Friday, September 27, 2019

Data Sublanguage Part 2: Data Manipulation and Definition

Revised 10/10/2019.

In Part 1 we showed that Codd intended in 1969 to base the RDM on axiomatic set theory (AST) and second order logic (SOL) to accommodate relation-valued domains (RVD) (i.e., sets of sets), but that for the benefit of relational advantages and to avoid SOL problems he had to trade off the expressive power of AST/SOL for the simple set theory (SST) of proper sets (i.e., relations in normal form) expressible in first order predicate logic (FOPL) and, thus, computational for relational completeness[1]. He retained the power of the former for applications by hosting a relationally complete FOPL-based language expressing the RA in computationally complete programming languages (CCL).

We also alerted to an important, but unnoticed detail: data sublanguage appeared in the 1970 paper -- in 1969 Codd referred to retrieval sublanguage. This can be understood only with reference to the theoretical foundation of the RDM.
* * * *
EXERCISE TASK 1
In what year does the data sublanguage post say Codd referred to a retrieval sublanguage?
EXERCISE TASK 2
Please repeat the data sublanguage post from "We also alerted" to "of the RDM.", switching "retrieval" to "query".

DATA SEGMENT
* * * *
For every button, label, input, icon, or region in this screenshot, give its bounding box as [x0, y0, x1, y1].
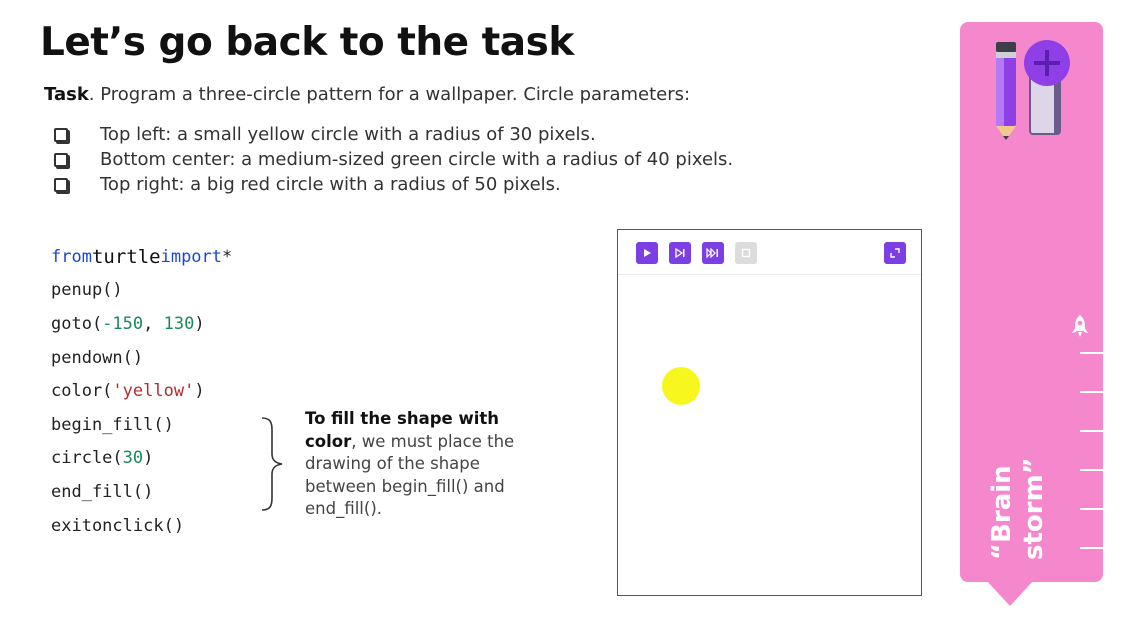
* * * *
EXPECTED ANSWER 1
1969

EXPECTED ANSWER 2
We also alerted to an important, but unnoticed detail: data sublanguage appeared in the 1970 paper -- in 1969 Codd referred to query sublanguage. This can be understood only with reference to the theoretical foundation of the RDM.